_Part of a data file_:
--*--

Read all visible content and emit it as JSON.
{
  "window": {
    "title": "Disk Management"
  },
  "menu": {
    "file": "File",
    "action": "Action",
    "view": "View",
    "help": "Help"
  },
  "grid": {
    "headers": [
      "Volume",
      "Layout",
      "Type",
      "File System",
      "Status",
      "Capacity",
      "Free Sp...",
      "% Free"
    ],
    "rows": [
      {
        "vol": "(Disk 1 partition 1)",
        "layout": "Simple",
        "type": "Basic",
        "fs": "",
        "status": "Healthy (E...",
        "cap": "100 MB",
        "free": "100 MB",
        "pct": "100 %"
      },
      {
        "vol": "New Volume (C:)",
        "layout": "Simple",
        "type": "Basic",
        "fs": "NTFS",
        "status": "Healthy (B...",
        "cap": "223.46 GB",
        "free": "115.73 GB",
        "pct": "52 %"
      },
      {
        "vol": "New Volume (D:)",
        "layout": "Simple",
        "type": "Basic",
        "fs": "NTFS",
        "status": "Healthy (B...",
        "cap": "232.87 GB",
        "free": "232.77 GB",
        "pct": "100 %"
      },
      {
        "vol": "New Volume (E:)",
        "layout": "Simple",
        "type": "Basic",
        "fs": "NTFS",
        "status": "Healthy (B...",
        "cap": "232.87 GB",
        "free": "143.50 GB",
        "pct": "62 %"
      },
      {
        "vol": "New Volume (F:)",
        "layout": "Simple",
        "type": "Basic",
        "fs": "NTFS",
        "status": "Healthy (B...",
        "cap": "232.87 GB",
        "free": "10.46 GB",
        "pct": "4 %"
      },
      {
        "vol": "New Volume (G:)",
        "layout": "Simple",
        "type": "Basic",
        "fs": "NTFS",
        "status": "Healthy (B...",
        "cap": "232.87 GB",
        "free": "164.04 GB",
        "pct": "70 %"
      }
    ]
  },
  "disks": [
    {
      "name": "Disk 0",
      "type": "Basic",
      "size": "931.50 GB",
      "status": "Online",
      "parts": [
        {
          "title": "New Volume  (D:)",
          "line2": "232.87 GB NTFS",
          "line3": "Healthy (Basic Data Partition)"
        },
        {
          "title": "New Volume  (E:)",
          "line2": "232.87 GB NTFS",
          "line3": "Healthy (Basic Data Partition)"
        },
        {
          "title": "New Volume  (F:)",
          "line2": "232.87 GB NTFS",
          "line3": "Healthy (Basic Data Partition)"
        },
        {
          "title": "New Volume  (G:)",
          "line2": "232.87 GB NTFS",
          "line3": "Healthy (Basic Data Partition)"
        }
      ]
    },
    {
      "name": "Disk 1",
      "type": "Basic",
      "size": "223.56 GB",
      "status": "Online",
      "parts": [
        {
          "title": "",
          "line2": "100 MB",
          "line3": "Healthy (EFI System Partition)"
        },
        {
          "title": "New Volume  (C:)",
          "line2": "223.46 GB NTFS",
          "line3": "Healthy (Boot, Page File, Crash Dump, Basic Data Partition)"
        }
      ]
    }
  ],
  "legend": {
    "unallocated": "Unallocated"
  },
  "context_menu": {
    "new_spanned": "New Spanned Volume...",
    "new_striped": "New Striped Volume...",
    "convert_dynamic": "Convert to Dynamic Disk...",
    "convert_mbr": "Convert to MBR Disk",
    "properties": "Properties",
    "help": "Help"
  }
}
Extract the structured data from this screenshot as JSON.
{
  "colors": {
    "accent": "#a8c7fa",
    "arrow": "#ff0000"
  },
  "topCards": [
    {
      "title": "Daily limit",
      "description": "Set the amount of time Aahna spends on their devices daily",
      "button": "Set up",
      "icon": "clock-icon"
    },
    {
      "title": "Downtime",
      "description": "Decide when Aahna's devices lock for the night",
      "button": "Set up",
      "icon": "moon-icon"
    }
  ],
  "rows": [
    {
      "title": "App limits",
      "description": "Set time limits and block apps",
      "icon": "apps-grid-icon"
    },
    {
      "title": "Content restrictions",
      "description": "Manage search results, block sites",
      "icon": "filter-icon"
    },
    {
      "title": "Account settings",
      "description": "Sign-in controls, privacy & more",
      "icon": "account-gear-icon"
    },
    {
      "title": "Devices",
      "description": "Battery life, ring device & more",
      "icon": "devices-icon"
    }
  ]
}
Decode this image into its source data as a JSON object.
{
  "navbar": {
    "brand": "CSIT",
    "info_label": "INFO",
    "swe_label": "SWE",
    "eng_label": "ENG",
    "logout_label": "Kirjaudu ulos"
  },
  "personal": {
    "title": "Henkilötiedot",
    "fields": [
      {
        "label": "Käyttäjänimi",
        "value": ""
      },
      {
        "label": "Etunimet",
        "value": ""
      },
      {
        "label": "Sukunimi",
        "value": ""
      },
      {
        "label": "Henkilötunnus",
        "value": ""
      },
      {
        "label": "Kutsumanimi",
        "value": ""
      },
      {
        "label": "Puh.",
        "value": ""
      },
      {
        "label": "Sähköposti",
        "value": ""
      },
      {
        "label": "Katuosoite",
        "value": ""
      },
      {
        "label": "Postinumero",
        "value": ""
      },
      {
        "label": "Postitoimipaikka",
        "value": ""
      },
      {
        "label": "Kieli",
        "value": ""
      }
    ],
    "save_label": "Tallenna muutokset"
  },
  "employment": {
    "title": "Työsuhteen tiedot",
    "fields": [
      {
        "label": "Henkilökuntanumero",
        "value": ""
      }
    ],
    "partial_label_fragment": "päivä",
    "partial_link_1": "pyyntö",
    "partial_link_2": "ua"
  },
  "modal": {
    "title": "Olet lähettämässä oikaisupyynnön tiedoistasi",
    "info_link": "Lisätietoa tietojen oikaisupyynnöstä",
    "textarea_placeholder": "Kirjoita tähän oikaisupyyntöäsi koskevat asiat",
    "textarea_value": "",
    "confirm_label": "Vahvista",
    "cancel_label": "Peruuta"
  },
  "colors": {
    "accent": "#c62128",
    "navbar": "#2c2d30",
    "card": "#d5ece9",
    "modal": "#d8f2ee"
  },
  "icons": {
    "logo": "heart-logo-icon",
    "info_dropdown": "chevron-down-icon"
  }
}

--*--

_Problem description_:
Please quote every record above exactly as it appears.

_Worked answer_:
Read all visible content and emit it as JSON.
{
  "window": {
    "title": "Disk Management"
  },
  "menu": {
    "file": "File",
    "action": "Action",
    "view": "View",
    "help": "Help"
  },
  "grid": {
    "headers": [
      "Volume",
      "Layout",
      "Type",
      "File System",
      "Status",
      "Capacity",
      "Free Sp...",
      "% Free"
    ],
    "rows": [
      {
        "vol": "(Disk 1 partition 1)",
        "layout": "Simple",
        "type": "Basic",
        "fs": "",
        "status": "Healthy (E...",
        "cap": "100 MB",
        "free": "100 MB",
        "pct": "100 %"
      },
      {
        "vol": "New Volume (C:)",
        "layout": "Simple",
        "type": "Basic",
        "fs": "NTFS",
        "status": "Healthy (B...",
        "cap": "223.46 GB",
        "free": "115.73 GB",
        "pct": "52 %"
      },
      {
        "vol": "New Volume (D:)",
        "layout": "Simple",
        "type": "Basic",
        "fs": "NTFS",
        "status": "Healthy (B...",
        "cap": "232.87 GB",
        "free": "232.77 GB",
        "pct": "100 %"
      },
      {
        "vol": "New Volume (E:)",
        "layout": "Simple",
        "type": "Basic",
        "fs": "NTFS",
        "status": "Healthy (B...",
        "cap": "232.87 GB",
        "free": "143.50 GB",
        "pct": "62 %"
      },
      {
        "vol": "New Volume (F:)",
        "layout": "Simple",
        "type": "Basic",
        "fs": "NTFS",
        "status": "Healthy (B...",
        "cap": "232.87 GB",
        "free": "10.46 GB",
        "pct": "4 %"
      },
      {
        "vol": "New Volume (G:)",
        "layout": "Simple",
        "type": "Basic",
        "fs": "NTFS",
        "status": "Healthy (B...",
        "cap": "232.87 GB",
        "free": "164.04 GB",
        "pct": "70 %"
      }
    ]
  },
  "disks": [
    {
      "name": "Disk 0",
      "type": "Basic",
      "size": "931.50 GB",
      "status": "Online",
      "parts": [
        {
          "title": "New Volume  (D:)",
          "line2": "232.87 GB NTFS",
          "line3": "Healthy (Basic Data Partition)"
        },
        {
          "title": "New Volume  (E:)",
          "line2": "232.87 GB NTFS",
          "line3": "Healthy (Basic Data Partition)"
        },
        {
          "title": "New Volume  (F:)",
          "line2": "232.87 GB NTFS",
          "line3": "Healthy (Basic Data Partition)"
        },
        {
          "title": "New Volume  (G:)",
          "line2": "232.87 GB NTFS",
          "line3": "Healthy (Basic Data Partition)"
        }
      ]
    },
    {
      "name": "Disk 1",
      "type": "Basic",
      "size": "223.56 GB",
      "status": "Online",
      "parts": [
        {
          "title": "",
          "line2": "100 MB",
          "line3": "Healthy (EFI System Partition)"
        },
        {
          "title": "New Volume  (C:)",
          "line2": "223.46 GB NTFS",
          "line3": "Healthy (Boot, Page File, Crash Dump, Basic Data Partition)"
        }
      ]
    }
  ],
  "legend": {
    "unallocated": "Unallocated"
  },
  "context_menu": {
    "new_spanned": "New Spanned Volume...",
    "new_striped": "New Striped Volume...",
    "convert_dynamic": "Convert to Dynamic Disk...",
    "convert_mbr": "Convert to MBR Disk",
    "properties": "Properties",
    "help": "Help"
  }
}
Extract the structured data from this screenshot as JSON.
{
  "colors": {
    "accent": "#a8c7fa",
    "arrow": "#ff0000"
  },
  "topCards": [
    {
      "title": "Daily limit",
      "description": "Set the amount of time Aahna spends on their devices daily",
      "button": "Set up",
      "icon": "clock-icon"
    },
    {
      "title": "Downtime",
      "description": "Decide when Aahna's devices lock for the night",
      "button": "Set up",
      "icon": "moon-icon"
    }
  ],
  "rows": [
    {
      "title": "App limits",
      "description": "Set time limits and block apps",
      "icon": "apps-grid-icon"
    },
    {
      "title": "Content restrictions",
      "description": "Manage search results, block sites",
      "icon": "filter-icon"
    },
    {
      "title": "Account settings",
      "description": "Sign-in controls, privacy & more",
      "icon": "account-gear-icon"
    },
    {
      "title": "Devices",
      "description": "Battery life, ring device & more",
      "icon": "devices-icon"
    }
  ]
}
Decode this image into its source data as a JSON object.
{
  "navbar": {
    "brand": "CSIT",
    "info_label": "INFO",
    "swe_label": "SWE",
    "eng_label": "ENG",
    "logout_label": "Kirjaudu ulos"
  },
  "personal": {
    "title": "Henkilötiedot",
    "fields": [
      {
        "label": "Käyttäjänimi",
        "value": ""
      },
      {
        "label": "Etunimet",
        "value": ""
      },
      {
        "label": "Sukunimi",
        "value": ""
      },
      {
        "label": "Henkilötunnus",
        "value": ""
      },
      {
        "label": "Kutsumanimi",
        "value": ""
      },
      {
        "label": "Puh.",
        "value": ""
      },
      {
        "label": "Sähköposti",
        "value": ""
      },
      {
        "label": "Katuosoite",
        "value": ""
      },
      {
        "label": "Postinumero",
        "value": ""
      },
      {
        "label": "Postitoimipaikka",
        "value": ""
      },
      {
        "label": "Kieli",
        "value": ""
      }
    ],
    "save_label": "Tallenna muutokset"
  },
  "employment": {
    "title": "Työsuhteen tiedot",
    "fields": [
      {
        "label": "Henkilökuntanumero",
        "value": ""
      }
    ],
    "partial_label_fragment": "päivä",
    "partial_link_1": "pyyntö",
    "partial_link_2": "ua"
  },
  "modal": {
    "title": "Olet lähettämässä oikaisupyynnön tiedoistasi",
    "info_link": "Lisätietoa tietojen oikaisupyynnöstä",
    "textarea_placeholder": "Kirjoita tähän oikaisupyyntöäsi koskevat asiat",
    "textarea_value": "",
    "confirm_label": "Vahvista",
    "cancel_label": "Peruuta"
  },
  "colors": {
    "accent": "#c62128",
    "navbar": "#2c2d30",
    "card": "#d5ece9",
    "modal": "#d8f2ee"
  },
  "icons": {
    "logo": "heart-logo-icon",
    "info_dropdown": "chevron-down-icon"
  }
}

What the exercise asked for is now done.